**WHAT TO DO**
Your task is to copy the listing exactly, with the pictures left out.

**TASK INPUTS**

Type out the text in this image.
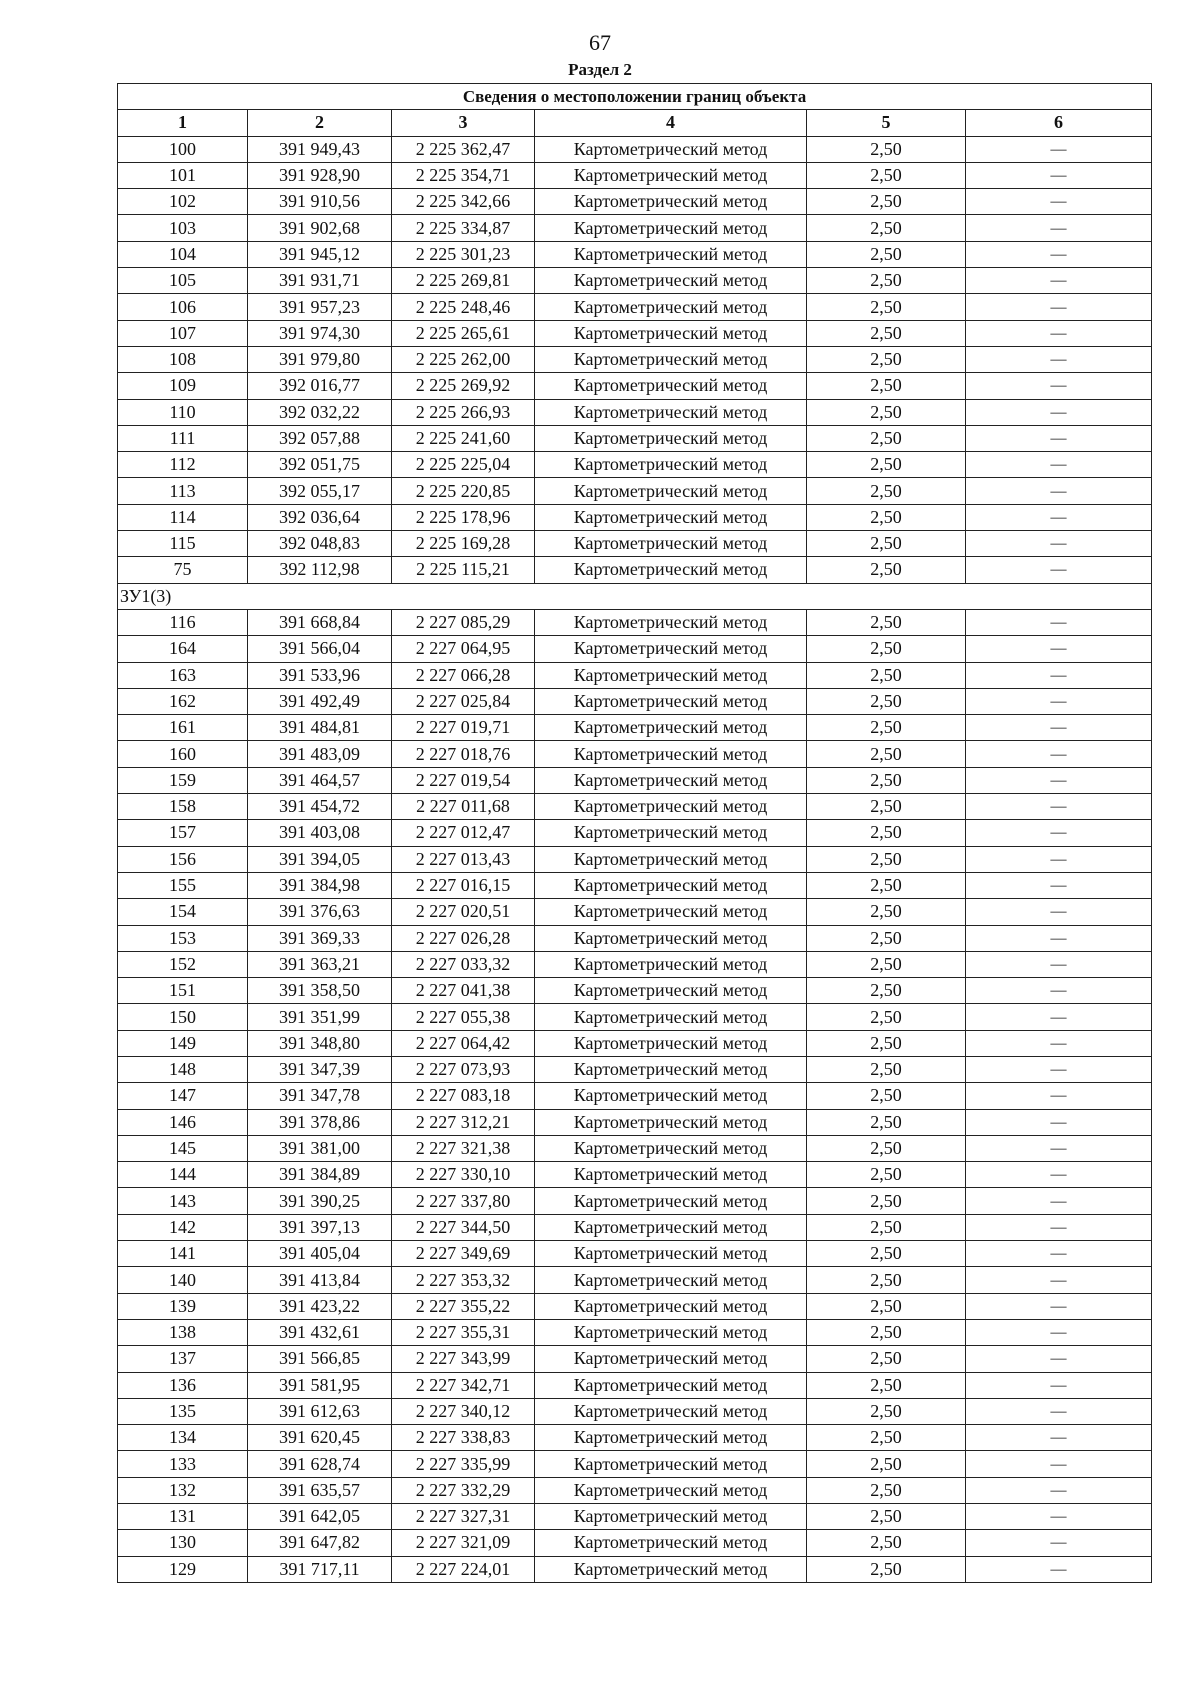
67
Раздел 2
Сведения о местоположении границ объекта					
1	2	3	4	5	6
100	391 949,43	2 225 362,47	Картометрический метод	2,50	—
101	391 928,90	2 225 354,71	Картометрический метод	2,50	—
102	391 910,56	2 225 342,66	Картометрический метод	2,50	—
103	391 902,68	2 225 334,87	Картометрический метод	2,50	—
104	391 945,12	2 225 301,23	Картометрический метод	2,50	—
105	391 931,71	2 225 269,81	Картометрический метод	2,50	—
106	391 957,23	2 225 248,46	Картометрический метод	2,50	—
107	391 974,30	2 225 265,61	Картометрический метод	2,50	—
108	391 979,80	2 225 262,00	Картометрический метод	2,50	—
109	392 016,77	2 225 269,92	Картометрический метод	2,50	—
110	392 032,22	2 225 266,93	Картометрический метод	2,50	—
111	392 057,88	2 225 241,60	Картометрический метод	2,50	—
112	392 051,75	2 225 225,04	Картометрический метод	2,50	—
113	392 055,17	2 225 220,85	Картометрический метод	2,50	—
114	392 036,64	2 225 178,96	Картометрический метод	2,50	—
115	392 048,83	2 225 169,28	Картометрический метод	2,50	—
75	392 112,98	2 225 115,21	Картометрический метод	2,50	—
ЗУ1(3)					
116	391 668,84	2 227 085,29	Картометрический метод	2,50	—
164	391 566,04	2 227 064,95	Картометрический метод	2,50	—
163	391 533,96	2 227 066,28	Картометрический метод	2,50	—
162	391 492,49	2 227 025,84	Картометрический метод	2,50	—
161	391 484,81	2 227 019,71	Картометрический метод	2,50	—
160	391 483,09	2 227 018,76	Картометрический метод	2,50	—
159	391 464,57	2 227 019,54	Картометрический метод	2,50	—
158	391 454,72	2 227 011,68	Картометрический метод	2,50	—
157	391 403,08	2 227 012,47	Картометрический метод	2,50	—
156	391 394,05	2 227 013,43	Картометрический метод	2,50	—
155	391 384,98	2 227 016,15	Картометрический метод	2,50	—
154	391 376,63	2 227 020,51	Картометрический метод	2,50	—
153	391 369,33	2 227 026,28	Картометрический метод	2,50	—
152	391 363,21	2 227 033,32	Картометрический метод	2,50	—
151	391 358,50	2 227 041,38	Картометрический метод	2,50	—
150	391 351,99	2 227 055,38	Картометрический метод	2,50	—
149	391 348,80	2 227 064,42	Картометрический метод	2,50	—
148	391 347,39	2 227 073,93	Картометрический метод	2,50	—
147	391 347,78	2 227 083,18	Картометрический метод	2,50	—
146	391 378,86	2 227 312,21	Картометрический метод	2,50	—
145	391 381,00	2 227 321,38	Картометрический метод	2,50	—
144	391 384,89	2 227 330,10	Картометрический метод	2,50	—
143	391 390,25	2 227 337,80	Картометрический метод	2,50	—
142	391 397,13	2 227 344,50	Картометрический метод	2,50	—
141	391 405,04	2 227 349,69	Картометрический метод	2,50	—
140	391 413,84	2 227 353,32	Картометрический метод	2,50	—
139	391 423,22	2 227 355,22	Картометрический метод	2,50	—
138	391 432,61	2 227 355,31	Картометрический метод	2,50	—
137	391 566,85	2 227 343,99	Картометрический метод	2,50	—
136	391 581,95	2 227 342,71	Картометрический метод	2,50	—
135	391 612,63	2 227 340,12	Картометрический метод	2,50	—
134	391 620,45	2 227 338,83	Картометрический метод	2,50	—
133	391 628,74	2 227 335,99	Картометрический метод	2,50	—
132	391 635,57	2 227 332,29	Картометрический метод	2,50	—
131	391 642,05	2 227 327,31	Картометрический метод	2,50	—
130	391 647,82	2 227 321,09	Картометрический метод	2,50	—
129	391 717,11	2 227 224,01	Картометрический метод	2,50	—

**TASK SOLUTION**
Type out the text in this image.
67
Раздел 2
Сведения о местоположении границ объекта					
1	2	3	4	5	6
100	391 949,43	2 225 362,47	Картометрический метод	2,50	—
101	391 928,90	2 225 354,71	Картометрический метод	2,50	—
102	391 910,56	2 225 342,66	Картометрический метод	2,50	—
103	391 902,68	2 225 334,87	Картометрический метод	2,50	—
104	391 945,12	2 225 301,23	Картометрический метод	2,50	—
105	391 931,71	2 225 269,81	Картометрический метод	2,50	—
106	391 957,23	2 225 248,46	Картометрический метод	2,50	—
107	391 974,30	2 225 265,61	Картометрический метод	2,50	—
108	391 979,80	2 225 262,00	Картометрический метод	2,50	—
109	392 016,77	2 225 269,92	Картометрический метод	2,50	—
110	392 032,22	2 225 266,93	Картометрический метод	2,50	—
111	392 057,88	2 225 241,60	Картометрический метод	2,50	—
112	392 051,75	2 225 225,04	Картометрический метод	2,50	—
113	392 055,17	2 225 220,85	Картометрический метод	2,50	—
114	392 036,64	2 225 178,96	Картометрический метод	2,50	—
115	392 048,83	2 225 169,28	Картометрический метод	2,50	—
75	392 112,98	2 225 115,21	Картометрический метод	2,50	—
ЗУ1(3)					
116	391 668,84	2 227 085,29	Картометрический метод	2,50	—
164	391 566,04	2 227 064,95	Картометрический метод	2,50	—
163	391 533,96	2 227 066,28	Картометрический метод	2,50	—
162	391 492,49	2 227 025,84	Картометрический метод	2,50	—
161	391 484,81	2 227 019,71	Картометрический метод	2,50	—
160	391 483,09	2 227 018,76	Картометрический метод	2,50	—
159	391 464,57	2 227 019,54	Картометрический метод	2,50	—
158	391 454,72	2 227 011,68	Картометрический метод	2,50	—
157	391 403,08	2 227 012,47	Картометрический метод	2,50	—
156	391 394,05	2 227 013,43	Картометрический метод	2,50	—
155	391 384,98	2 227 016,15	Картометрический метод	2,50	—
154	391 376,63	2 227 020,51	Картометрический метод	2,50	—
153	391 369,33	2 227 026,28	Картометрический метод	2,50	—
152	391 363,21	2 227 033,32	Картометрический метод	2,50	—
151	391 358,50	2 227 041,38	Картометрический метод	2,50	—
150	391 351,99	2 227 055,38	Картометрический метод	2,50	—
149	391 348,80	2 227 064,42	Картометрический метод	2,50	—
148	391 347,39	2 227 073,93	Картометрический метод	2,50	—
147	391 347,78	2 227 083,18	Картометрический метод	2,50	—
146	391 378,86	2 227 312,21	Картометрический метод	2,50	—
145	391 381,00	2 227 321,38	Картометрический метод	2,50	—
144	391 384,89	2 227 330,10	Картометрический метод	2,50	—
143	391 390,25	2 227 337,80	Картометрический метод	2,50	—
142	391 397,13	2 227 344,50	Картометрический метод	2,50	—
141	391 405,04	2 227 349,69	Картометрический метод	2,50	—
140	391 413,84	2 227 353,32	Картометрический метод	2,50	—
139	391 423,22	2 227 355,22	Картометрический метод	2,50	—
138	391 432,61	2 227 355,31	Картометрический метод	2,50	—
137	391 566,85	2 227 343,99	Картометрический метод	2,50	—
136	391 581,95	2 227 342,71	Картометрический метод	2,50	—
135	391 612,63	2 227 340,12	Картометрический метод	2,50	—
134	391 620,45	2 227 338,83	Картометрический метод	2,50	—
133	391 628,74	2 227 335,99	Картометрический метод	2,50	—
132	391 635,57	2 227 332,29	Картометрический метод	2,50	—
131	391 642,05	2 227 327,31	Картометрический метод	2,50	—
130	391 647,82	2 227 321,09	Картометрический метод	2,50	—
129	391 717,11	2 227 224,01	Картометрический метод	2,50	—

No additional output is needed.